▸ SET PROBLEM
Change "screenshot" to "page image" in the material, starting with the line that contains "Where is each" and going on through the line that contains "section-heading-principles: 五、基本原则 —", leaving everything else unchanged. Return only those lines, without the pictures.

▸ PROVIDED RECORDS
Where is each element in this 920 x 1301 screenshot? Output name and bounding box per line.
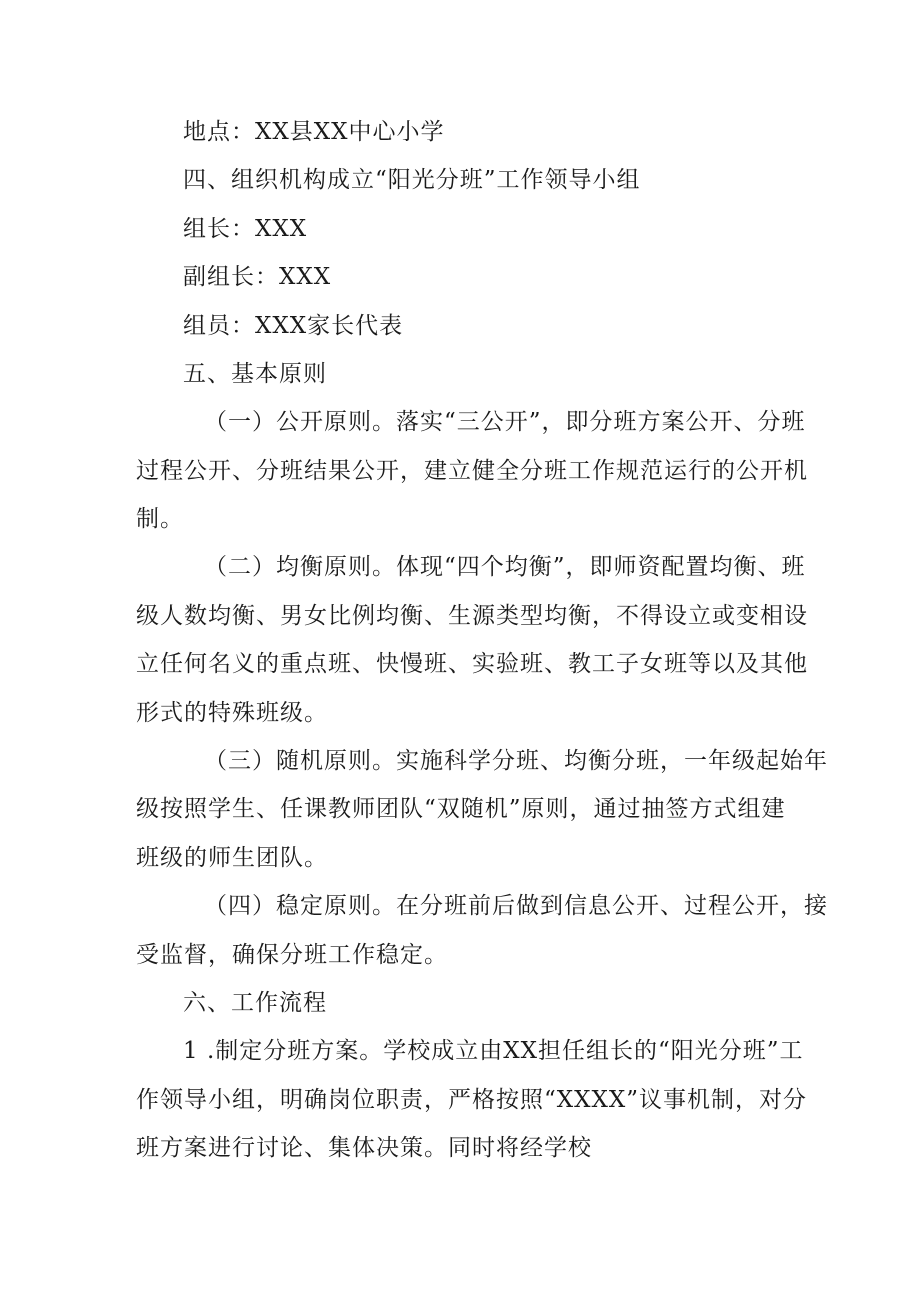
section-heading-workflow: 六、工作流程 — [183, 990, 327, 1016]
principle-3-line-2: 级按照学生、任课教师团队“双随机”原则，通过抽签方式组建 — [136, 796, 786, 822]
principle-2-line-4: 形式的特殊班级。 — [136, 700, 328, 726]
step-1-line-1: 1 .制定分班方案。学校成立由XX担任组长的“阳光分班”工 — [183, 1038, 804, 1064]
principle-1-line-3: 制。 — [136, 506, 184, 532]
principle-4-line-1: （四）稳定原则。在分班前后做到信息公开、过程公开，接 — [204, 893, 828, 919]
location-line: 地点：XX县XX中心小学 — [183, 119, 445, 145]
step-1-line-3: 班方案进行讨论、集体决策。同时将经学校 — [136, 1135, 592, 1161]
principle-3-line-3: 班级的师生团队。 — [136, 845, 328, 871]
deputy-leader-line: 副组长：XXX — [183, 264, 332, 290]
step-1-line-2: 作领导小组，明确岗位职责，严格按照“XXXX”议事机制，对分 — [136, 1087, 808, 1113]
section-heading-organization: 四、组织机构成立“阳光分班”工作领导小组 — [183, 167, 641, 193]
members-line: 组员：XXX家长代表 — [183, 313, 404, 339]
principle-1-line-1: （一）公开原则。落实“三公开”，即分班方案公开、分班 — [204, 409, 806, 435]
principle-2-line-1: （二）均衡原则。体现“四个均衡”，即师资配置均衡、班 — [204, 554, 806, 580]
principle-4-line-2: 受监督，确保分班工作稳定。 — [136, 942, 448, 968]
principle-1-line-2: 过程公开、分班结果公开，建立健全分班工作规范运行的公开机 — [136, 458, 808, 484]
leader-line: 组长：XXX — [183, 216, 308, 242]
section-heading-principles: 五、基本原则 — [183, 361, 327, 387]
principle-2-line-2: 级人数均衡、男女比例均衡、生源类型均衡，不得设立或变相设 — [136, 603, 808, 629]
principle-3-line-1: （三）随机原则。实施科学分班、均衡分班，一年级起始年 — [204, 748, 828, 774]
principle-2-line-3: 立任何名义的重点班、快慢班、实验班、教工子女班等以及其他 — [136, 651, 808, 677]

==

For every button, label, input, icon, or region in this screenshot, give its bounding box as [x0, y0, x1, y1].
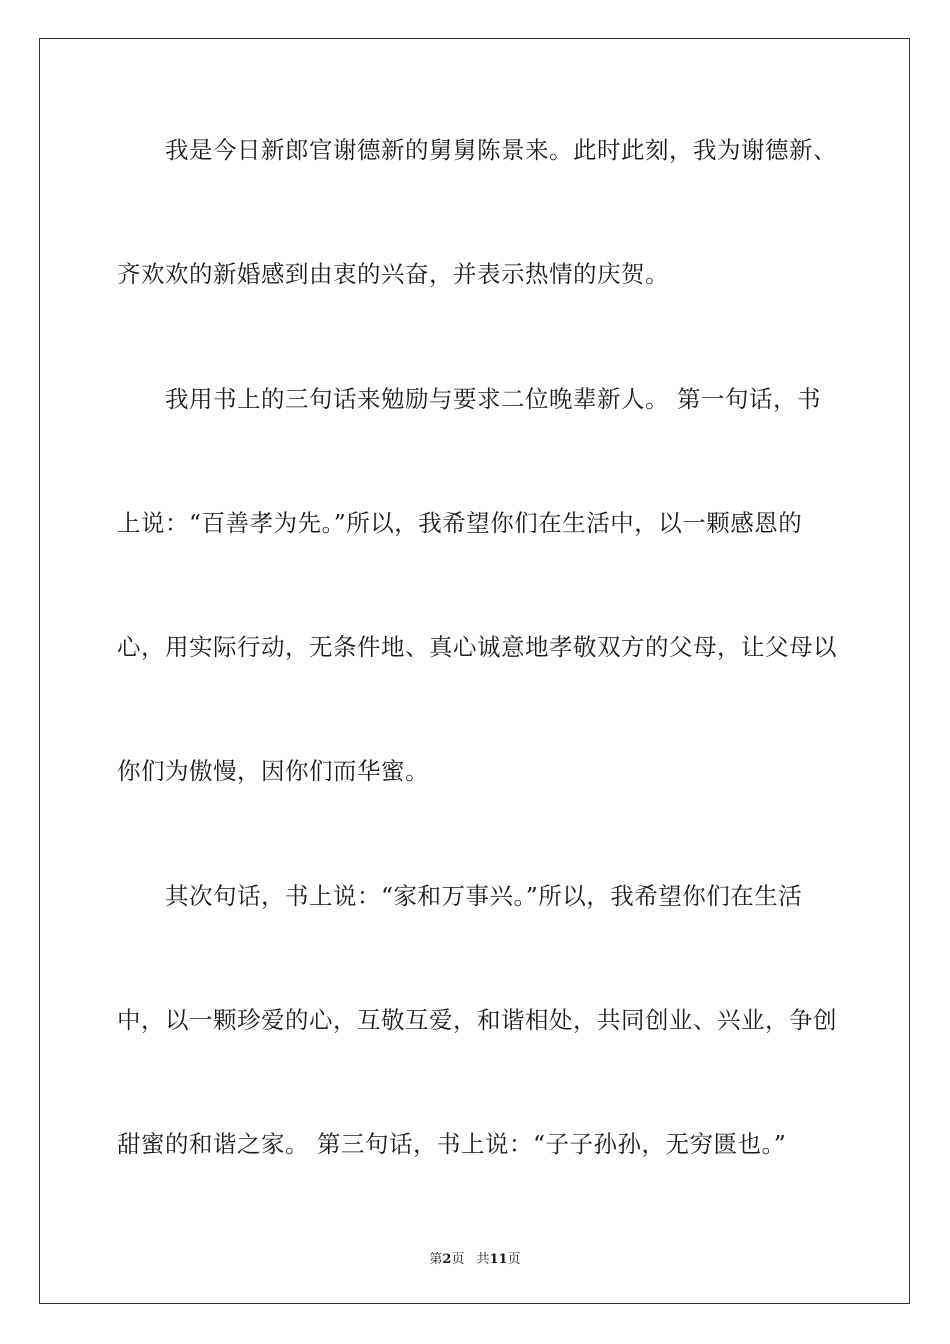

▸ THE OUTPUT
Where is each element in this 920 x 1301 page image? Output name and bounding box per line.
section-heading-workflow: 六、工作流程 — [183, 990, 327, 1016]
principle-3-line-2: 级按照学生、任课教师团队“双随机”原则，通过抽签方式组建 — [136, 796, 786, 822]
principle-2-line-4: 形式的特殊班级。 — [136, 700, 328, 726]
step-1-line-1: 1 .制定分班方案。学校成立由XX担任组长的“阳光分班”工 — [183, 1038, 804, 1064]
principle-1-line-3: 制。 — [136, 506, 184, 532]
principle-4-line-1: （四）稳定原则。在分班前后做到信息公开、过程公开，接 — [204, 893, 828, 919]
location-line: 地点：XX县XX中心小学 — [183, 119, 445, 145]
step-1-line-3: 班方案进行讨论、集体决策。同时将经学校 — [136, 1135, 592, 1161]
principle-3-line-3: 班级的师生团队。 — [136, 845, 328, 871]
deputy-leader-line: 副组长：XXX — [183, 264, 332, 290]
step-1-line-2: 作领导小组，明确岗位职责，严格按照“XXXX”议事机制，对分 — [136, 1087, 808, 1113]
section-heading-organization: 四、组织机构成立“阳光分班”工作领导小组 — [183, 167, 641, 193]
members-line: 组员：XXX家长代表 — [183, 313, 404, 339]
principle-1-line-1: （一）公开原则。落实“三公开”，即分班方案公开、分班 — [204, 409, 806, 435]
principle-2-line-1: （二）均衡原则。体现“四个均衡”，即师资配置均衡、班 — [204, 554, 806, 580]
principle-4-line-2: 受监督，确保分班工作稳定。 — [136, 942, 448, 968]
principle-1-line-2: 过程公开、分班结果公开，建立健全分班工作规范运行的公开机 — [136, 458, 808, 484]
leader-line: 组长：XXX — [183, 216, 308, 242]
section-heading-principles: 五、基本原则 — [183, 361, 327, 387]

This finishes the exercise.